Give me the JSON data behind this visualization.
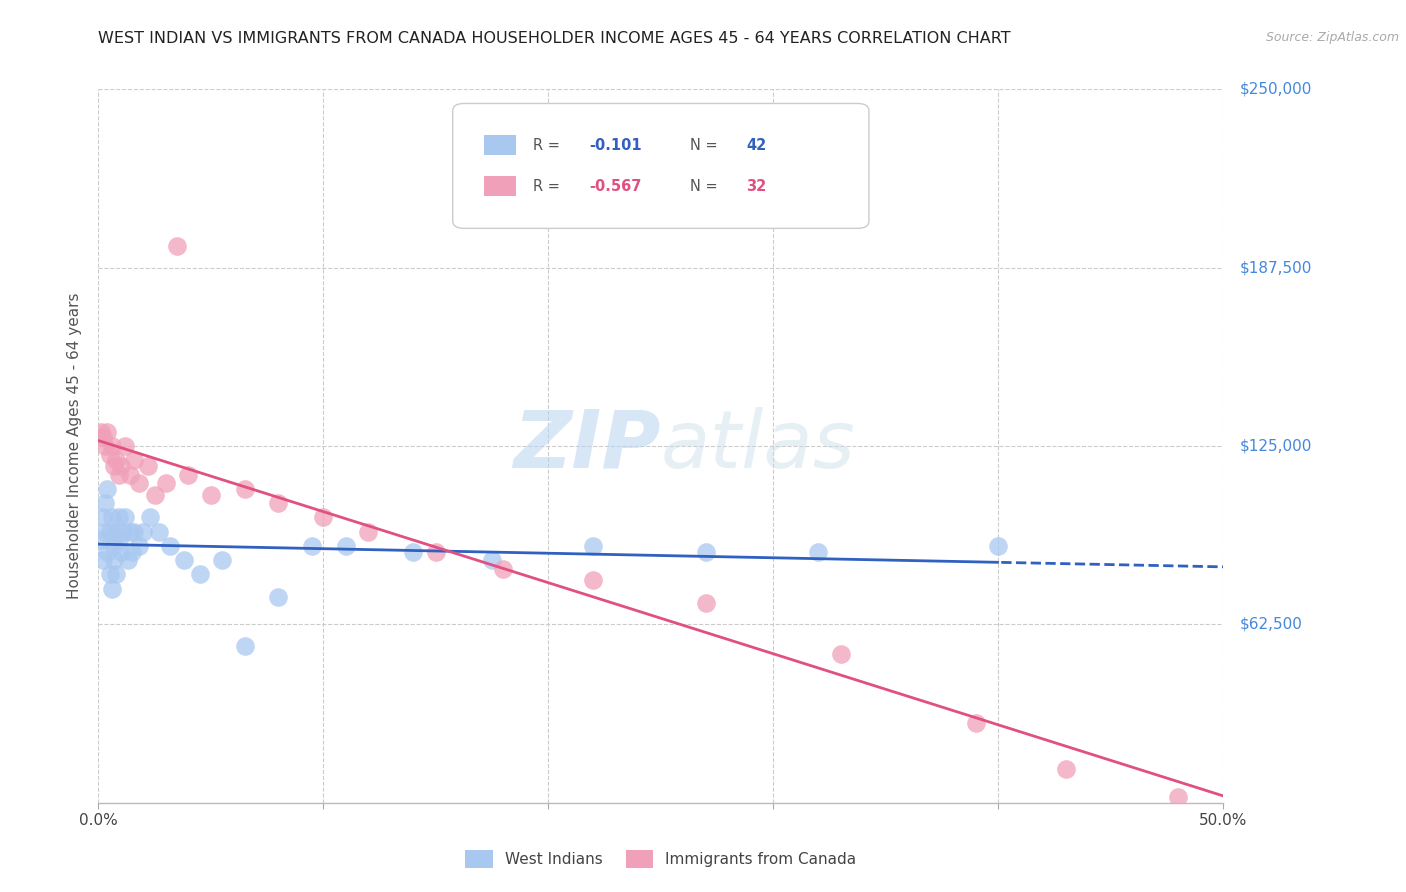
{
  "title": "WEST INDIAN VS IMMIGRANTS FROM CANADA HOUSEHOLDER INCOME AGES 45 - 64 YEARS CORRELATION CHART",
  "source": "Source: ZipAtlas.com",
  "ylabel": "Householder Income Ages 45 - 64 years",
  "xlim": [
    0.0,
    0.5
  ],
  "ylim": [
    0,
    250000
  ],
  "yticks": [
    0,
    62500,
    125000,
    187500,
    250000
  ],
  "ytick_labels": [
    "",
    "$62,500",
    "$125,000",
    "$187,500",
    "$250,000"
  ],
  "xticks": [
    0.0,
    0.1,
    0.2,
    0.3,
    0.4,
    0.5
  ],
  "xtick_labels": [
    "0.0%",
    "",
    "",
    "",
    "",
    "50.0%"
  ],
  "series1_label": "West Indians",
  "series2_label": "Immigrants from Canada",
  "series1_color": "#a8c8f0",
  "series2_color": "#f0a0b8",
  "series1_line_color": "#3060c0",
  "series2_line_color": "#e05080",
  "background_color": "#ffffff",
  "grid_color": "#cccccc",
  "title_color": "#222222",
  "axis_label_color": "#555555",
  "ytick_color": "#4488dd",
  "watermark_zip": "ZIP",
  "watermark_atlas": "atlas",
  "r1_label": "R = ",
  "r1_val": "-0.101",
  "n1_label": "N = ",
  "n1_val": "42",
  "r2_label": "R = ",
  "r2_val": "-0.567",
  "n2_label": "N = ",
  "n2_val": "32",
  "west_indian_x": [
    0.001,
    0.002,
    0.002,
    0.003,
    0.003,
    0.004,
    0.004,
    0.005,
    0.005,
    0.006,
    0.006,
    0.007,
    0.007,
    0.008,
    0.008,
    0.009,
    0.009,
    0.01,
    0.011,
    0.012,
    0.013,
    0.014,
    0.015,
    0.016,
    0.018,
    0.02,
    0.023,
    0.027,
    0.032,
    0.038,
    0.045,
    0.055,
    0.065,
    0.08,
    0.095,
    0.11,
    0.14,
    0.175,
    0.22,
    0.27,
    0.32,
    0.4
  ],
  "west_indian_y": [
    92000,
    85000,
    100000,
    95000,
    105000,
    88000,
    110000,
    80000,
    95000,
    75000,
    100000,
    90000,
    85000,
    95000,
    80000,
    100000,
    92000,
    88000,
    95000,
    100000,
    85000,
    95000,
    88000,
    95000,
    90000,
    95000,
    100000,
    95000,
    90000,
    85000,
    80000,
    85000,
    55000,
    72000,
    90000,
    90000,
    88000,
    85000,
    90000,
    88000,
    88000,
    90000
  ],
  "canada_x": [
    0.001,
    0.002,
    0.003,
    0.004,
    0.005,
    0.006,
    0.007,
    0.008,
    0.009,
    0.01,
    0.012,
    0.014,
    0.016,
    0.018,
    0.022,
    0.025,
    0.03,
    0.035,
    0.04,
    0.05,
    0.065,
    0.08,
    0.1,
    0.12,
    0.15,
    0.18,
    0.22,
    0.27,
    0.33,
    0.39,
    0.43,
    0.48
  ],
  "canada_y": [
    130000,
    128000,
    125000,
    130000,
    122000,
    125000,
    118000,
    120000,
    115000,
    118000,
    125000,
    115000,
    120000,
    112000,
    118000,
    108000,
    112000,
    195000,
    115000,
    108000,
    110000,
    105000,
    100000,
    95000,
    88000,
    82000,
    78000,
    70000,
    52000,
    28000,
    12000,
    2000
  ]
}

· · ·

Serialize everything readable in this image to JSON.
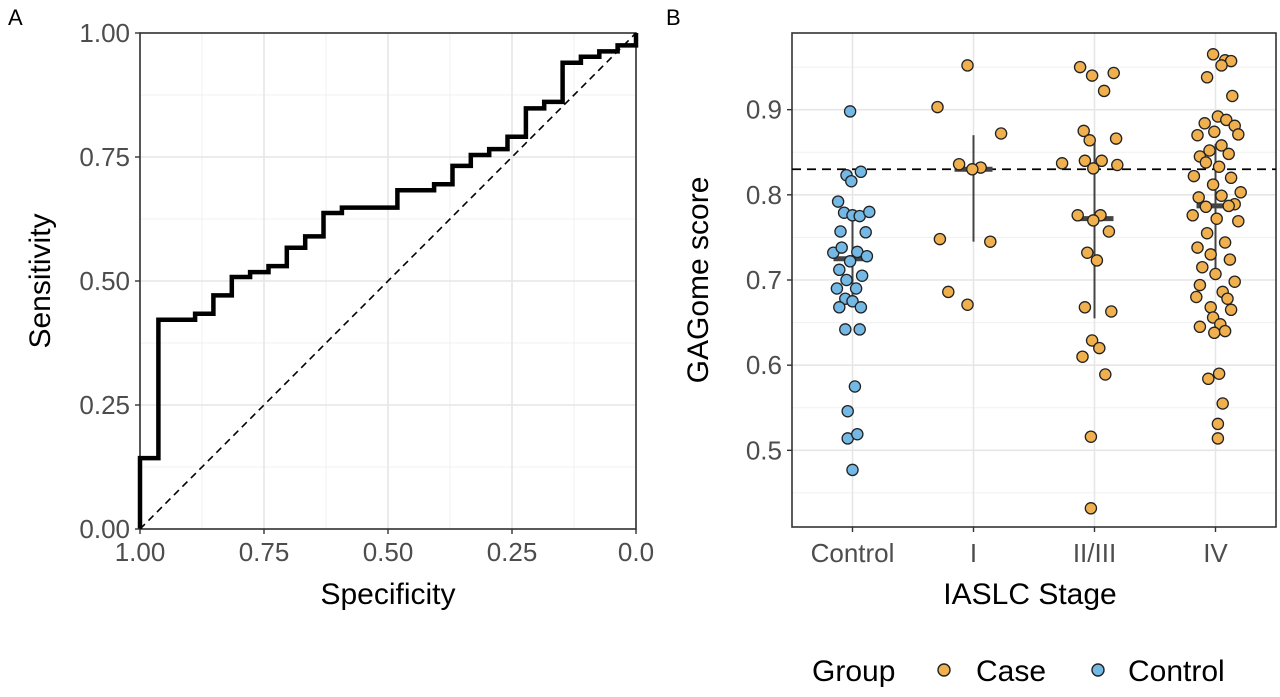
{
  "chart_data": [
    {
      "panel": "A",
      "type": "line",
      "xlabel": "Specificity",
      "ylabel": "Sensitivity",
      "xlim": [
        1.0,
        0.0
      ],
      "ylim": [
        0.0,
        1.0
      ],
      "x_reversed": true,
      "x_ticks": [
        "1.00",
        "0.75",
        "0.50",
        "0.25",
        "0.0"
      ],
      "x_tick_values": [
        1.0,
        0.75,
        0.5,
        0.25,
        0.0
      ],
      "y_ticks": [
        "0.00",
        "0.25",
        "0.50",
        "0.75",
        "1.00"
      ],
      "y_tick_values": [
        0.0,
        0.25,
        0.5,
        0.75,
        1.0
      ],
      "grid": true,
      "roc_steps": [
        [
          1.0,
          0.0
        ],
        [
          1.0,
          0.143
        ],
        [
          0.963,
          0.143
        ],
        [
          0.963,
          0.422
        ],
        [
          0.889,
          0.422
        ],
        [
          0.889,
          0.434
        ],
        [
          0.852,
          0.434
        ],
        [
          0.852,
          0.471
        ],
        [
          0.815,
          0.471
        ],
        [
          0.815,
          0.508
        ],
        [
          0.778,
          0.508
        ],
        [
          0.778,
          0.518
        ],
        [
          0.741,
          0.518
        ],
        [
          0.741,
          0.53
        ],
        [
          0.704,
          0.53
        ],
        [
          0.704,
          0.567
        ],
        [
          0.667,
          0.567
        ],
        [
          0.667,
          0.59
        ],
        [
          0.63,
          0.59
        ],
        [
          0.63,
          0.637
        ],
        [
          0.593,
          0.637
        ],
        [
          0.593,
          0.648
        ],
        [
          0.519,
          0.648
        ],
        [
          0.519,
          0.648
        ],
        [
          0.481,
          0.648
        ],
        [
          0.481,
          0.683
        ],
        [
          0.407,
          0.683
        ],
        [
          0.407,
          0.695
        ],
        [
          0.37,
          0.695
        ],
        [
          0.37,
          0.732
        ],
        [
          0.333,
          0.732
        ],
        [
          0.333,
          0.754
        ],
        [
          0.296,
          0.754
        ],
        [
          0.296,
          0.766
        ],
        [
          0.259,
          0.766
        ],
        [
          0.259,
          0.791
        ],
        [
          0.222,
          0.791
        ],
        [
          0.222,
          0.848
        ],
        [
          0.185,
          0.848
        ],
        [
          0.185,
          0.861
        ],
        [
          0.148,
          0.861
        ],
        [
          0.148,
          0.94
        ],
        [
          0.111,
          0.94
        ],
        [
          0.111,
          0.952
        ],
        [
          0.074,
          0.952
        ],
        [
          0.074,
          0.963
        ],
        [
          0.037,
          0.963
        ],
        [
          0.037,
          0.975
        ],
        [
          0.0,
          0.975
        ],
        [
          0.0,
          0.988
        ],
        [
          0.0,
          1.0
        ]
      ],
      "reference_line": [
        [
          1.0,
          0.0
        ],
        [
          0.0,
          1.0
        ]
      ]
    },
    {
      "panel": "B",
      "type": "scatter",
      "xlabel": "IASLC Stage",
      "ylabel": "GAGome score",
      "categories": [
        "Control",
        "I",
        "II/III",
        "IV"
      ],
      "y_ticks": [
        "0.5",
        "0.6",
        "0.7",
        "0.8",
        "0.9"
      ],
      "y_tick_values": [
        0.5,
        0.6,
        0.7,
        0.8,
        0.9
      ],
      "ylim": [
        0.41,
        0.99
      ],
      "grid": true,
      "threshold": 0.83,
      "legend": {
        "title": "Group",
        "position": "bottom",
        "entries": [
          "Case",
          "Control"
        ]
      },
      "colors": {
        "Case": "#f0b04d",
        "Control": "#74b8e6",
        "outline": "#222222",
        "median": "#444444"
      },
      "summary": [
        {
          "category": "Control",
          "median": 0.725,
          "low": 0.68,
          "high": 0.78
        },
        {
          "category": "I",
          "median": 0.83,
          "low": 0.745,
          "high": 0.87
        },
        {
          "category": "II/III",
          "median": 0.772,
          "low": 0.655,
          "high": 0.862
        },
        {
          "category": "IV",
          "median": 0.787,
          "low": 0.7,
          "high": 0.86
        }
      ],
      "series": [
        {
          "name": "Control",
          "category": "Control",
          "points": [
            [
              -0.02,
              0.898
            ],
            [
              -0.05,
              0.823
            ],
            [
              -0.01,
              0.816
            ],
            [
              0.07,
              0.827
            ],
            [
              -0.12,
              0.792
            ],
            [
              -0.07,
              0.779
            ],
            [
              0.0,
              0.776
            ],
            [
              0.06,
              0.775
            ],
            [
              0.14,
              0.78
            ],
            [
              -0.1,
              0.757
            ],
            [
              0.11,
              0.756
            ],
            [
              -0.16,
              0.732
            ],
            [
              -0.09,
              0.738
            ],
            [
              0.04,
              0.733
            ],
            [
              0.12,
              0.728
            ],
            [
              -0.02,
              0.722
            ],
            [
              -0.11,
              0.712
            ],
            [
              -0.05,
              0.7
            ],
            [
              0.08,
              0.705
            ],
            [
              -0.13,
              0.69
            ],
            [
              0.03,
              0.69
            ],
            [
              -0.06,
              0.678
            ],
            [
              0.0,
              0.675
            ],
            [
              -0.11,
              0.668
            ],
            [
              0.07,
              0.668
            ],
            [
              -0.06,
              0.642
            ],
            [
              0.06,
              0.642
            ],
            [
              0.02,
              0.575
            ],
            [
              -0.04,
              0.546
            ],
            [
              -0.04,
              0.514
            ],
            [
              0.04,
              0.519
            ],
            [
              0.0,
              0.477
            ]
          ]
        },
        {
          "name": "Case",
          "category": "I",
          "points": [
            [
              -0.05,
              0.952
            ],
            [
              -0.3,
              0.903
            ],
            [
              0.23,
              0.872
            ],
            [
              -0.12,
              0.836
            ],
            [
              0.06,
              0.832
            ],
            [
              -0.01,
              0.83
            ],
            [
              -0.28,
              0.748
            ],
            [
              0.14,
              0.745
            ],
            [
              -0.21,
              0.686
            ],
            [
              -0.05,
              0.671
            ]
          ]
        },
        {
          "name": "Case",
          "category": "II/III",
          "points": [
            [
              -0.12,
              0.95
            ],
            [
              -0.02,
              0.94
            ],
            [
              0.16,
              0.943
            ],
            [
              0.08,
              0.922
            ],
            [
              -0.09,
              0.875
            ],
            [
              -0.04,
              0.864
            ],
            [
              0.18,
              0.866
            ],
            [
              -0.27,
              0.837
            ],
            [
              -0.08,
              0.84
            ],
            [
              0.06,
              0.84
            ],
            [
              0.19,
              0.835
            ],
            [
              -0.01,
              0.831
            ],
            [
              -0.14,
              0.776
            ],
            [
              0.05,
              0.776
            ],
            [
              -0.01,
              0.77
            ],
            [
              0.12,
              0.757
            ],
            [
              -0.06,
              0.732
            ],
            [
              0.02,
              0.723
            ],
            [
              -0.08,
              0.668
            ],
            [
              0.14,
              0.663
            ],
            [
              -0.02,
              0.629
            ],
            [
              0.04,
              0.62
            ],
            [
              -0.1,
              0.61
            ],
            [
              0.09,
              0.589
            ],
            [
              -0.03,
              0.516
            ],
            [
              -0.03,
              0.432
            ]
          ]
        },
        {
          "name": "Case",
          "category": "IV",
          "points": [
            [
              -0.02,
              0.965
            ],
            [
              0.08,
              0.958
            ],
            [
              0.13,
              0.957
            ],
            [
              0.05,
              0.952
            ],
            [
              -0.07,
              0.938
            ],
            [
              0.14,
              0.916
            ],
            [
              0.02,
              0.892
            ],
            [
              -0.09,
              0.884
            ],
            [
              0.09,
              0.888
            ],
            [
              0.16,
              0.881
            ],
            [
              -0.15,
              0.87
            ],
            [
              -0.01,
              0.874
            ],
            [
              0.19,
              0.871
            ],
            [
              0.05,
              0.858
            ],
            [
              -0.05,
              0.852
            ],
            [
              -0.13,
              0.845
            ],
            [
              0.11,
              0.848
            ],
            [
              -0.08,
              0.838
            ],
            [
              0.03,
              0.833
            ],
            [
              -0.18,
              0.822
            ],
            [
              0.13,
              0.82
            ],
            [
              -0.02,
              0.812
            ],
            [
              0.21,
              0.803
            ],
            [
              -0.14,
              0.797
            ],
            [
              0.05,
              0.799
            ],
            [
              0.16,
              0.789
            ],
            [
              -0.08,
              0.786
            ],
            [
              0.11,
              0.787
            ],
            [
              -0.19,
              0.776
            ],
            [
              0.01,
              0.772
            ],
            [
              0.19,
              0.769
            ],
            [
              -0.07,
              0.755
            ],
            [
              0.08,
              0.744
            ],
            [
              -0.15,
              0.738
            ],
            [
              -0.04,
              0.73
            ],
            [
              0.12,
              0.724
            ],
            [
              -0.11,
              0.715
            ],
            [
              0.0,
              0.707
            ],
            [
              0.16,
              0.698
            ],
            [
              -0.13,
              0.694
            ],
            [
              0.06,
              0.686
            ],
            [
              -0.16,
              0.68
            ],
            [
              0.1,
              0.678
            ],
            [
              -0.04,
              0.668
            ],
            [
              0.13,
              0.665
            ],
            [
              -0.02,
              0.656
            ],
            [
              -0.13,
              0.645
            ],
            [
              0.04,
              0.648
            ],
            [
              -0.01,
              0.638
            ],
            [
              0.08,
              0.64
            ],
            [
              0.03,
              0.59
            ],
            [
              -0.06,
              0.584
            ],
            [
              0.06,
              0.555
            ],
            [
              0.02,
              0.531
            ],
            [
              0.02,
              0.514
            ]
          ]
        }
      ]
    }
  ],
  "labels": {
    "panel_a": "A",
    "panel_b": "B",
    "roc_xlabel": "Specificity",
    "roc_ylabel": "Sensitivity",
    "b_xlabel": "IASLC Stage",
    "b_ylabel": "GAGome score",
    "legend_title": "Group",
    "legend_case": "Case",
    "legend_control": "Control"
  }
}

· · ·

What you have to do: Count each line above in which the string "Stage" appears, then state only the total.

The answer: 2